◆ What is needed:
Select from the records below every line that has the word "Reynolds" in it.

╭─ Material for this exercise

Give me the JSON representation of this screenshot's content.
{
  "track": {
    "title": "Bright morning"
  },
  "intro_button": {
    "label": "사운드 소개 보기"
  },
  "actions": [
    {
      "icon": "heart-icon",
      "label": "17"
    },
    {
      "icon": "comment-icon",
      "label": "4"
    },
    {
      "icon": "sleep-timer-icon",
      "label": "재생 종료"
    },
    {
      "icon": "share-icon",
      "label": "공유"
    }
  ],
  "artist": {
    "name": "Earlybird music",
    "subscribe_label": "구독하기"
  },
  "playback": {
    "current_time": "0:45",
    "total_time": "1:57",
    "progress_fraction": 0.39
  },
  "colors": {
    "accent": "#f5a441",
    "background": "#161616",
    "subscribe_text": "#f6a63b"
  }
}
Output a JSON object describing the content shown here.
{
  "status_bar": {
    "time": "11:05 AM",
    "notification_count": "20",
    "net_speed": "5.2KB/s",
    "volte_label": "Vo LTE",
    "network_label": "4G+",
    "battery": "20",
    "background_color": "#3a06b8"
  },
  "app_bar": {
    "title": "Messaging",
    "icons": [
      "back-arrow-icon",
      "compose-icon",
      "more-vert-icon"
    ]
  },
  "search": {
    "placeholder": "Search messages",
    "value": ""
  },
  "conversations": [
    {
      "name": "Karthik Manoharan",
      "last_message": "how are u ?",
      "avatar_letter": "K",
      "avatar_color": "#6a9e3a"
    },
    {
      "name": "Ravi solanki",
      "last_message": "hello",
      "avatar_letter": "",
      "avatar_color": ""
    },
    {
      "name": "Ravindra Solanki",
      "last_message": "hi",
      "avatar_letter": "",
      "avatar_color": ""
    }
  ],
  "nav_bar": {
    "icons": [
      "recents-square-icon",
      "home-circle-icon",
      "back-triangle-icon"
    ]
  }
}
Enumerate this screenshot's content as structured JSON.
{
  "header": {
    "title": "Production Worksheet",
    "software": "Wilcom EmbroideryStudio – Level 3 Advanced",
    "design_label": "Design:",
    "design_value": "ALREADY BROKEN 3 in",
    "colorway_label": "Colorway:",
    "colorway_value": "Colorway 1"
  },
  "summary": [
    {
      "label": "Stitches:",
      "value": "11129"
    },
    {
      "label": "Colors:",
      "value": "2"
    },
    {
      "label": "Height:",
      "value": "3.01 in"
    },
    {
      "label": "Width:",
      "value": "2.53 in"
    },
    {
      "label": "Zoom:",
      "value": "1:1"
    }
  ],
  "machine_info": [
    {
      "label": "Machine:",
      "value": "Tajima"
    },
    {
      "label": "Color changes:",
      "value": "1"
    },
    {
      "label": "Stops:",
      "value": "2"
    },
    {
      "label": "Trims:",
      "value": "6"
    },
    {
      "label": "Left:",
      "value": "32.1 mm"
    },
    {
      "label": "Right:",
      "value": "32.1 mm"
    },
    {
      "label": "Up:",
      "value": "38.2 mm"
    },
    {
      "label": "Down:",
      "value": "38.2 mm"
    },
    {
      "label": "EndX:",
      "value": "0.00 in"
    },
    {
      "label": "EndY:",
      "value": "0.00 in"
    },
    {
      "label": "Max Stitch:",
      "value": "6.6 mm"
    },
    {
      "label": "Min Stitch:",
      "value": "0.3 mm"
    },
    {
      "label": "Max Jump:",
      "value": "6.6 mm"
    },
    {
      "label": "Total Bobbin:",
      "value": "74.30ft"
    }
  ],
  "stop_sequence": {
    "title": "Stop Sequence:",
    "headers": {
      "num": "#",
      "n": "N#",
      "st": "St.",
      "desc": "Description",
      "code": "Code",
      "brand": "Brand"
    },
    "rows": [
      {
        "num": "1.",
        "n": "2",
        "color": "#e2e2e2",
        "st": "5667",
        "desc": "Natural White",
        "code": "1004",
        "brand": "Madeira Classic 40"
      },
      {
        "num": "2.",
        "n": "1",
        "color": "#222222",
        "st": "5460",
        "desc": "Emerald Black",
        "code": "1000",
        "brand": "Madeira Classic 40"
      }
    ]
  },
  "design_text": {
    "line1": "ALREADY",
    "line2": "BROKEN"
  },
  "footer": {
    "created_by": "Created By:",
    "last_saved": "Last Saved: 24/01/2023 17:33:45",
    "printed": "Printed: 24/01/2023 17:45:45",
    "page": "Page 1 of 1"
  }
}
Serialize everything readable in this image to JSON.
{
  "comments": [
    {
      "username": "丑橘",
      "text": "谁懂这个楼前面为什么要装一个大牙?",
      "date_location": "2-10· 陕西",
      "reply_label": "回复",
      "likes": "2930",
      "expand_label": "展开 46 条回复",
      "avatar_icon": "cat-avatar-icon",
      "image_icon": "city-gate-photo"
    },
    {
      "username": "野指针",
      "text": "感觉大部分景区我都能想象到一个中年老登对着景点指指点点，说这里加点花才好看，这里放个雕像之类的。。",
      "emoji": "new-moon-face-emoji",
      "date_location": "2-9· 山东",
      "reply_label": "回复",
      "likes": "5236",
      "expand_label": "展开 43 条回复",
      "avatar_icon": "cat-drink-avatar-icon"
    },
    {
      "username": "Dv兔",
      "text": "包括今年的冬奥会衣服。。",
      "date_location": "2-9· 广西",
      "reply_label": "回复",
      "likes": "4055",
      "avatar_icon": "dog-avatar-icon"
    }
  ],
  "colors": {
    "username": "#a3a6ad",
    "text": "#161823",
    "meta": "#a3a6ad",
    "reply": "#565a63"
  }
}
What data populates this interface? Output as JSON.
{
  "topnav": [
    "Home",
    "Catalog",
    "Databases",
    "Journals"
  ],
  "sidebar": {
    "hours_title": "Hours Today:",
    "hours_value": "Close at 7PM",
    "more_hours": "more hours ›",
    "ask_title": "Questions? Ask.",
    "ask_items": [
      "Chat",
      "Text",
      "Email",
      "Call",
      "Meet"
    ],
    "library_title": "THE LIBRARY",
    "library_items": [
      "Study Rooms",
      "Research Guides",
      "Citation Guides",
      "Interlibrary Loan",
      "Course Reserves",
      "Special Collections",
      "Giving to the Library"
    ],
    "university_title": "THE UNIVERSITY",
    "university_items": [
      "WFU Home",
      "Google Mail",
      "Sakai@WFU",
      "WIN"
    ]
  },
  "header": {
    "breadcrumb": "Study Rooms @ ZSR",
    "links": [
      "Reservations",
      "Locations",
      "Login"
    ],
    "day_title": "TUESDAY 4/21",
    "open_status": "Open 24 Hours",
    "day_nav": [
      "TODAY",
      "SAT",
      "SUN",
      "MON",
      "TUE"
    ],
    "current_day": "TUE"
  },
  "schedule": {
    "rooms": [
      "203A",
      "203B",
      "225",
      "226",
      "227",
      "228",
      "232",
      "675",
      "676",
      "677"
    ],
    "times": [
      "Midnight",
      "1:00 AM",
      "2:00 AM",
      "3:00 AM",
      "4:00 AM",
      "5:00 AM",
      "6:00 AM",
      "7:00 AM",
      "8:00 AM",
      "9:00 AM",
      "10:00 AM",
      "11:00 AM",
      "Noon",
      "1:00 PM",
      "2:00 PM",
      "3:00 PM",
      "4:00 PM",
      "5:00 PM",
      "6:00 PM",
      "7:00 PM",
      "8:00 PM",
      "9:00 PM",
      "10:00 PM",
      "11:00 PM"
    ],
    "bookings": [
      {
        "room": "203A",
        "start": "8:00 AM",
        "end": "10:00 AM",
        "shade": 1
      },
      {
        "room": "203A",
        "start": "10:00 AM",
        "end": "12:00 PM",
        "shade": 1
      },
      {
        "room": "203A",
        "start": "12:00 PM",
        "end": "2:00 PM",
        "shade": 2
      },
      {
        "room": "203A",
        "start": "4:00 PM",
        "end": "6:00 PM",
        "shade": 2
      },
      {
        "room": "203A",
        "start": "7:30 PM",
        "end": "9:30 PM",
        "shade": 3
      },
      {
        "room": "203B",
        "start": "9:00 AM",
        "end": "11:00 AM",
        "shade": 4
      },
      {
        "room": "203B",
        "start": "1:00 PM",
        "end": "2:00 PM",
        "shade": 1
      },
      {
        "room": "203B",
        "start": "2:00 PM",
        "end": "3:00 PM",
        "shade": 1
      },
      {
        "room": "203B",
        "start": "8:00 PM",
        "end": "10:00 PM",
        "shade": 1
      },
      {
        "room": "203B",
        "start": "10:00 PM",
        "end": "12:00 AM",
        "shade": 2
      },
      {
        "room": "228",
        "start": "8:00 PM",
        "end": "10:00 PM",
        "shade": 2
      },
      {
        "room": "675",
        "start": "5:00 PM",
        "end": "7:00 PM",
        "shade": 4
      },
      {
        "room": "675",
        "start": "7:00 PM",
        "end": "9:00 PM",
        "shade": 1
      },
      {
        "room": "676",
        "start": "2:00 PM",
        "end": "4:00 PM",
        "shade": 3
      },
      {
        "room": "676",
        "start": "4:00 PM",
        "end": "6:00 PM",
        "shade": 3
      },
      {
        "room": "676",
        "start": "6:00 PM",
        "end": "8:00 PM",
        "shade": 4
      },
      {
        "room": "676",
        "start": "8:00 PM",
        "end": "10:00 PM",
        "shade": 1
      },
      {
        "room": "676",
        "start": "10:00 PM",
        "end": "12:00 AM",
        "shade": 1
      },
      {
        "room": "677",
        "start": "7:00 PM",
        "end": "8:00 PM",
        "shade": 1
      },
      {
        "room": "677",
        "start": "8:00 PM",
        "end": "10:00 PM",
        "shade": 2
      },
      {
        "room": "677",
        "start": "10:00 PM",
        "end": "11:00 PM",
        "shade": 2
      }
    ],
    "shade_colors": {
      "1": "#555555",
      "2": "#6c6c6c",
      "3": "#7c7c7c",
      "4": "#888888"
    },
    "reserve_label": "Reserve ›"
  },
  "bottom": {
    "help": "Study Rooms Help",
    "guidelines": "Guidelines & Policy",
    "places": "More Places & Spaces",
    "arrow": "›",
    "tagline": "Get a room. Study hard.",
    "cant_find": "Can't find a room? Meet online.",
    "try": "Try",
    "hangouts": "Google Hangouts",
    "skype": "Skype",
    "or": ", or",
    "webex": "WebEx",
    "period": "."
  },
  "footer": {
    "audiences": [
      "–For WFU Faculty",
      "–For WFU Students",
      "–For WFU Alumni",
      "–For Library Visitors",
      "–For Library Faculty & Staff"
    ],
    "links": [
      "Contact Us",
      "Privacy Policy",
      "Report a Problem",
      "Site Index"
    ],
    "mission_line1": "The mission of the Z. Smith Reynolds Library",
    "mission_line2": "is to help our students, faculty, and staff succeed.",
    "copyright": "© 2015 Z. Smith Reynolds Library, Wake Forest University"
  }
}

╰─

◆ Answer for the task:
    "mission_line1": "The mission of the Z. Smith Reynolds Library",
    "copyright": "© 2015 Z. Smith Reynolds Library, Wake Forest University"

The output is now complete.